→ **Dataset entries**
• • • • •

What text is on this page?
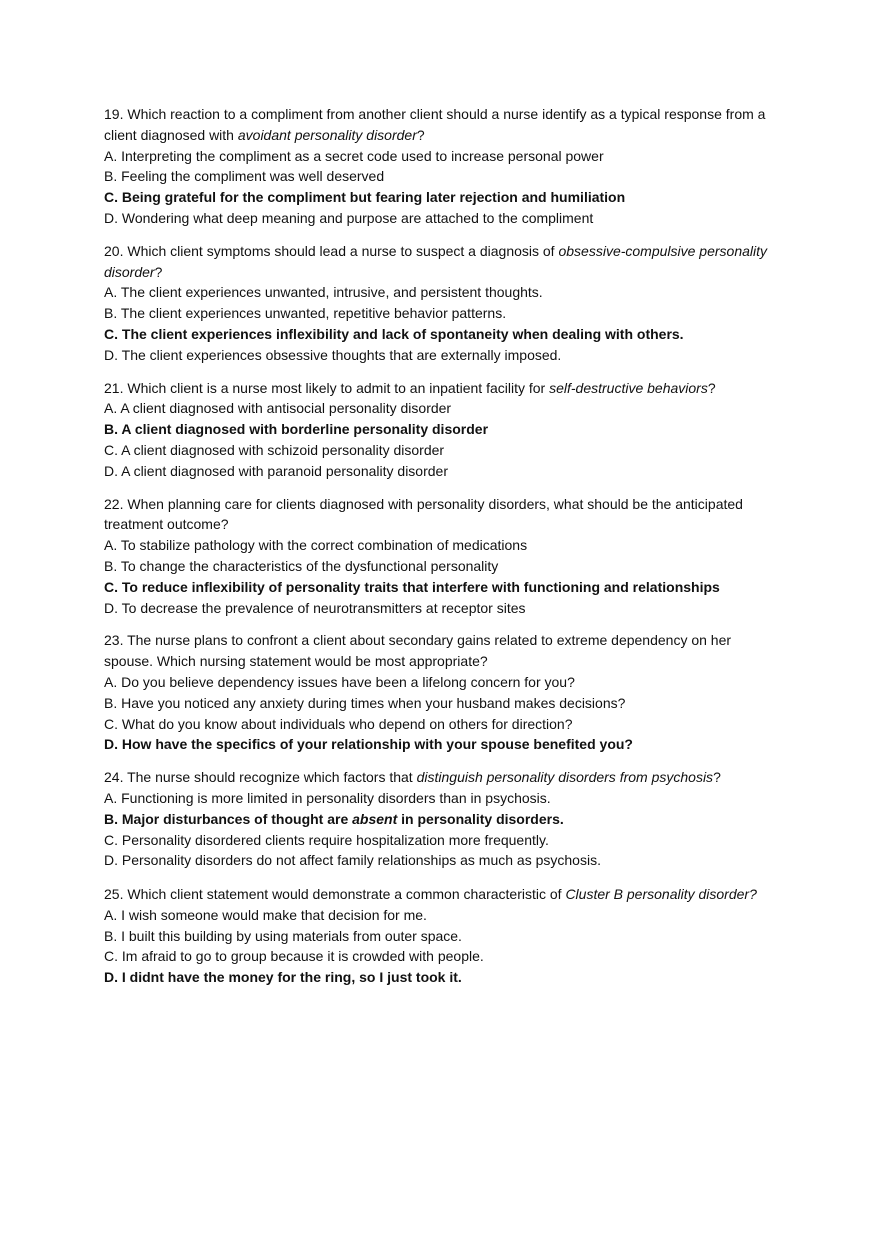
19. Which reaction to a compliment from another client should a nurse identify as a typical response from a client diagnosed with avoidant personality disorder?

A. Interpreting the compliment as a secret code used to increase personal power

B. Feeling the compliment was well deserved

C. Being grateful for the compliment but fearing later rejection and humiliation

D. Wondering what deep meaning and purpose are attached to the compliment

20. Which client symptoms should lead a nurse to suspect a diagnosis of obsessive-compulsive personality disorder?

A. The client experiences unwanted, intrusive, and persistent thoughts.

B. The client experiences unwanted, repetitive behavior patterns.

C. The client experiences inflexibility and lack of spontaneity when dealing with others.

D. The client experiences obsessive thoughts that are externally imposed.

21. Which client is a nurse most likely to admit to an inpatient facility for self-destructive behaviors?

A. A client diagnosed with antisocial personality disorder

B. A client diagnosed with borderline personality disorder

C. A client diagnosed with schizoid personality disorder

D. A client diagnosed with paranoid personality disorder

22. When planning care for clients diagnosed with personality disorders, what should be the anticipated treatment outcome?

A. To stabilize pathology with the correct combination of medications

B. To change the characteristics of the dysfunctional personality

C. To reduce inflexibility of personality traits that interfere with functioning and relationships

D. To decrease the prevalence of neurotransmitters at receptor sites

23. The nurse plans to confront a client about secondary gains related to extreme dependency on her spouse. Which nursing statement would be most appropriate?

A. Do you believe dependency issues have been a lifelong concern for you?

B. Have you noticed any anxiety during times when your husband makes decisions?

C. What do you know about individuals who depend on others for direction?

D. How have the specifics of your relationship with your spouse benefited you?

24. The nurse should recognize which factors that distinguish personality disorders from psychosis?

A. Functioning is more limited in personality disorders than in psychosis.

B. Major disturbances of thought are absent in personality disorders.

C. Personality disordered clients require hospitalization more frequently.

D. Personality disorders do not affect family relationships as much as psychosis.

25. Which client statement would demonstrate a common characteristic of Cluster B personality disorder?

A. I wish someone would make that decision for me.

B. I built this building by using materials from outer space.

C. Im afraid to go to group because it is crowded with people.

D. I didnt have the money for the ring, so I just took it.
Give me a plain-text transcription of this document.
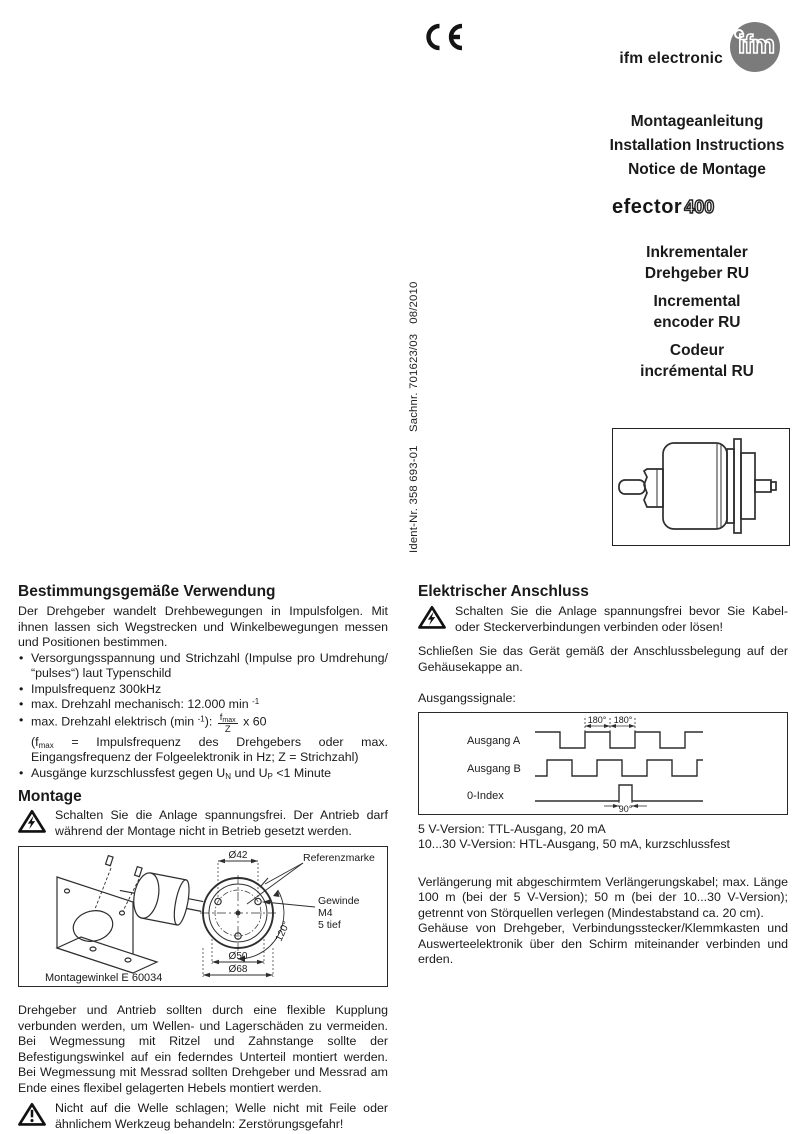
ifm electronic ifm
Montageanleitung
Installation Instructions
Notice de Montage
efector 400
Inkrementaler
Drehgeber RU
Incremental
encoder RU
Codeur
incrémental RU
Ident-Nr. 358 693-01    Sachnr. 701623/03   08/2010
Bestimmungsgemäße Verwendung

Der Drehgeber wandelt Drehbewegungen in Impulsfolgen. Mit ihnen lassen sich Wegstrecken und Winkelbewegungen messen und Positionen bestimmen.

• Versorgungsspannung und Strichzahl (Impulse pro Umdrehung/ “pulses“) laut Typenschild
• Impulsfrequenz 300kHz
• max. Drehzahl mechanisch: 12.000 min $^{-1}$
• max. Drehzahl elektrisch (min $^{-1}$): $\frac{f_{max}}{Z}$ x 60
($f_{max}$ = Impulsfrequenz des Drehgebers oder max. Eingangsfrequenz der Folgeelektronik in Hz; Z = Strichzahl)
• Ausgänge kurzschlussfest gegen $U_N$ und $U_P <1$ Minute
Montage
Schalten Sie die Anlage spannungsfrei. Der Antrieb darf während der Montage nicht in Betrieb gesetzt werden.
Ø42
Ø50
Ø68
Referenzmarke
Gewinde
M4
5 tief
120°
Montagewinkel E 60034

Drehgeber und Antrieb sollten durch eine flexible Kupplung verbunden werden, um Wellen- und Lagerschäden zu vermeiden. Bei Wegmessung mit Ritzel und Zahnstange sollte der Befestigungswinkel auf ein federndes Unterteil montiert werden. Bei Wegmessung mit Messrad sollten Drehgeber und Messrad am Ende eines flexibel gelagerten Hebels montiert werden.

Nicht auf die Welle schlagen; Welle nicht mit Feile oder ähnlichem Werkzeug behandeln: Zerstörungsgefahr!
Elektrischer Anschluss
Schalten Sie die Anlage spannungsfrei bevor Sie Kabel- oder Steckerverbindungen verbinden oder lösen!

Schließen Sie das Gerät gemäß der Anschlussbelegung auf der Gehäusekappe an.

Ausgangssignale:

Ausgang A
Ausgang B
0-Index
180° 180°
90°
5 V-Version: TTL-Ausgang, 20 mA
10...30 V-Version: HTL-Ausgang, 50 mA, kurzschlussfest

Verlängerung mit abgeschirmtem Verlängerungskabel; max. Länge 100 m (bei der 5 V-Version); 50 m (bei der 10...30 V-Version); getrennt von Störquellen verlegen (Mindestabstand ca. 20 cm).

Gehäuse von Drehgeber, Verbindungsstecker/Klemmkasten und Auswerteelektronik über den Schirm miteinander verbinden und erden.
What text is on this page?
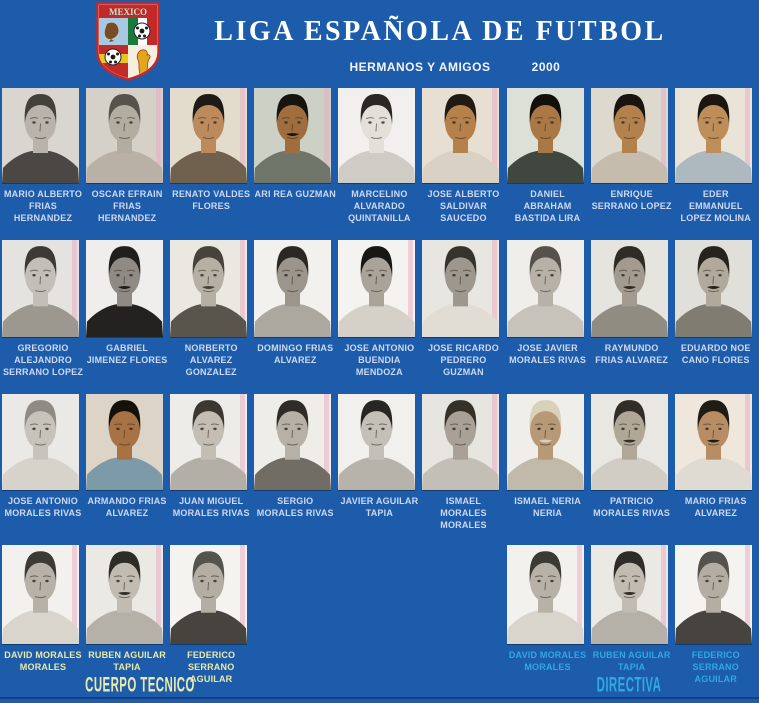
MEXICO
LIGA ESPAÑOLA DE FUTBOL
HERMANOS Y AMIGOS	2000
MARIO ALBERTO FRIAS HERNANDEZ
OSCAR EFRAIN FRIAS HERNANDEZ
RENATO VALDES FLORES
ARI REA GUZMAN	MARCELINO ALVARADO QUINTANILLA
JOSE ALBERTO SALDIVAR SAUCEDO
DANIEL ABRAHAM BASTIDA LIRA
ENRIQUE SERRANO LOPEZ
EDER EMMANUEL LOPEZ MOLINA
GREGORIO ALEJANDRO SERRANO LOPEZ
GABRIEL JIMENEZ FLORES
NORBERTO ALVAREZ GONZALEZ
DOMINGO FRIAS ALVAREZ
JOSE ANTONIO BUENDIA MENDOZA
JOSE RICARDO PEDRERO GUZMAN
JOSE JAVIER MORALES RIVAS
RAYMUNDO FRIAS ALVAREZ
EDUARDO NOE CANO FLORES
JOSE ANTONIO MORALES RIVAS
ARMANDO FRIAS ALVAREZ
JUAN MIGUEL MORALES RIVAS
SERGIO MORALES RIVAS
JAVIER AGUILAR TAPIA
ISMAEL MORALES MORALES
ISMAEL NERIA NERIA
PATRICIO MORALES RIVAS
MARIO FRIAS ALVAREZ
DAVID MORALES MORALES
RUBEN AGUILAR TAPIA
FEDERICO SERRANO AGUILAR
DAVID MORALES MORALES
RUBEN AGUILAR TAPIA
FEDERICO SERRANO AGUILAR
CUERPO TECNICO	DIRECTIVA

• • • • •

→ **What to work on**
Without including any pictures, output all the entries above exactly.

→ **Exercise response**
What text is on this page?
19. Which reaction to a compliment from another client should a nurse identify as a typical response from a client diagnosed with avoidant personality disorder?

A. Interpreting the compliment as a secret code used to increase personal power

B. Feeling the compliment was well deserved

C. Being grateful for the compliment but fearing later rejection and humiliation

D. Wondering what deep meaning and purpose are attached to the compliment

20. Which client symptoms should lead a nurse to suspect a diagnosis of obsessive-compulsive personality disorder?

A. The client experiences unwanted, intrusive, and persistent thoughts.

B. The client experiences unwanted, repetitive behavior patterns.

C. The client experiences inflexibility and lack of spontaneity when dealing with others.

D. The client experiences obsessive thoughts that are externally imposed.

21. Which client is a nurse most likely to admit to an inpatient facility for self-destructive behaviors?

A. A client diagnosed with antisocial personality disorder

B. A client diagnosed with borderline personality disorder

C. A client diagnosed with schizoid personality disorder

D. A client diagnosed with paranoid personality disorder

22. When planning care for clients diagnosed with personality disorders, what should be the anticipated treatment outcome?

A. To stabilize pathology with the correct combination of medications

B. To change the characteristics of the dysfunctional personality

C. To reduce inflexibility of personality traits that interfere with functioning and relationships

D. To decrease the prevalence of neurotransmitters at receptor sites

23. The nurse plans to confront a client about secondary gains related to extreme dependency on her spouse. Which nursing statement would be most appropriate?

A. Do you believe dependency issues have been a lifelong concern for you?

B. Have you noticed any anxiety during times when your husband makes decisions?

C. What do you know about individuals who depend on others for direction?

D. How have the specifics of your relationship with your spouse benefited you?

24. The nurse should recognize which factors that distinguish personality disorders from psychosis?

A. Functioning is more limited in personality disorders than in psychosis.

B. Major disturbances of thought are absent in personality disorders.

C. Personality disordered clients require hospitalization more frequently.

D. Personality disorders do not affect family relationships as much as psychosis.

25. Which client statement would demonstrate a common characteristic of Cluster B personality disorder?

A. I wish someone would make that decision for me.

B. I built this building by using materials from outer space.

C. Im afraid to go to group because it is crowded with people.

D. I didnt have the money for the ring, so I just took it.
Give me a plain-text transcription of this document.
ifm electronic ifm
Montageanleitung
Installation Instructions
Notice de Montage
efector 400
Inkrementaler
Drehgeber RU
Incremental
encoder RU
Codeur
incrémental RU
Ident-Nr. 358 693-01    Sachnr. 701623/03   08/2010
Bestimmungsgemäße Verwendung

Der Drehgeber wandelt Drehbewegungen in Impulsfolgen. Mit ihnen lassen sich Wegstrecken und Winkelbewegungen messen und Positionen bestimmen.

• Versorgungsspannung und Strichzahl (Impulse pro Umdrehung/ “pulses“) laut Typenschild
• Impulsfrequenz 300kHz
• max. Drehzahl mechanisch: 12.000 min $^{-1}$
• max. Drehzahl elektrisch (min $^{-1}$): $\frac{f_{max}}{Z}$ x 60
($f_{max}$ = Impulsfrequenz des Drehgebers oder max. Eingangsfrequenz der Folgeelektronik in Hz; Z = Strichzahl)
• Ausgänge kurzschlussfest gegen $U_N$ und $U_P <1$ Minute
Montage
Schalten Sie die Anlage spannungsfrei. Der Antrieb darf während der Montage nicht in Betrieb gesetzt werden.
Ø42
Ø50
Ø68
Referenzmarke
Gewinde
M4
5 tief
120°
Montagewinkel E 60034

Drehgeber und Antrieb sollten durch eine flexible Kupplung verbunden werden, um Wellen- und Lagerschäden zu vermeiden. Bei Wegmessung mit Ritzel und Zahnstange sollte der Befestigungswinkel auf ein federndes Unterteil montiert werden. Bei Wegmessung mit Messrad sollten Drehgeber und Messrad am Ende eines flexibel gelagerten Hebels montiert werden.

Nicht auf die Welle schlagen; Welle nicht mit Feile oder ähnlichem Werkzeug behandeln: Zerstörungsgefahr!
Elektrischer Anschluss
Schalten Sie die Anlage spannungsfrei bevor Sie Kabel- oder Steckerverbindungen verbinden oder lösen!

Schließen Sie das Gerät gemäß der Anschlussbelegung auf der Gehäusekappe an.

Ausgangssignale:

Ausgang A
Ausgang B
0-Index
180° 180°
90°
5 V-Version: TTL-Ausgang, 20 mA
10...30 V-Version: HTL-Ausgang, 50 mA, kurzschlussfest

Verlängerung mit abgeschirmtem Verlängerungskabel; max. Länge 100 m (bei der 5 V-Version); 50 m (bei der 10...30 V-Version); getrennt von Störquellen verlegen (Mindestabstand ca. 20 cm).

Gehäuse von Drehgeber, Verbindungsstecker/Klemmkasten und Auswerteelektronik über den Schirm miteinander verbinden und erden.
What text is on this page?
MEXICO
LIGA ESPAÑOLA DE FUTBOL
HERMANOS Y AMIGOS	2000
MARIO ALBERTO FRIAS HERNANDEZ
OSCAR EFRAIN FRIAS HERNANDEZ
RENATO VALDES FLORES
ARI REA GUZMAN	MARCELINO ALVARADO QUINTANILLA
JOSE ALBERTO SALDIVAR SAUCEDO
DANIEL ABRAHAM BASTIDA LIRA
ENRIQUE SERRANO LOPEZ
EDER EMMANUEL LOPEZ MOLINA
GREGORIO ALEJANDRO SERRANO LOPEZ
GABRIEL JIMENEZ FLORES
NORBERTO ALVAREZ GONZALEZ
DOMINGO FRIAS ALVAREZ
JOSE ANTONIO BUENDIA MENDOZA
JOSE RICARDO PEDRERO GUZMAN
JOSE JAVIER MORALES RIVAS
RAYMUNDO FRIAS ALVAREZ
EDUARDO NOE CANO FLORES
JOSE ANTONIO MORALES RIVAS
ARMANDO FRIAS ALVAREZ
JUAN MIGUEL MORALES RIVAS
SERGIO MORALES RIVAS
JAVIER AGUILAR TAPIA
ISMAEL MORALES MORALES
ISMAEL NERIA NERIA
PATRICIO MORALES RIVAS
MARIO FRIAS ALVAREZ
DAVID MORALES MORALES
RUBEN AGUILAR TAPIA
FEDERICO SERRANO AGUILAR
DAVID MORALES MORALES
RUBEN AGUILAR TAPIA
FEDERICO SERRANO AGUILAR
CUERPO TECNICO	DIRECTIVA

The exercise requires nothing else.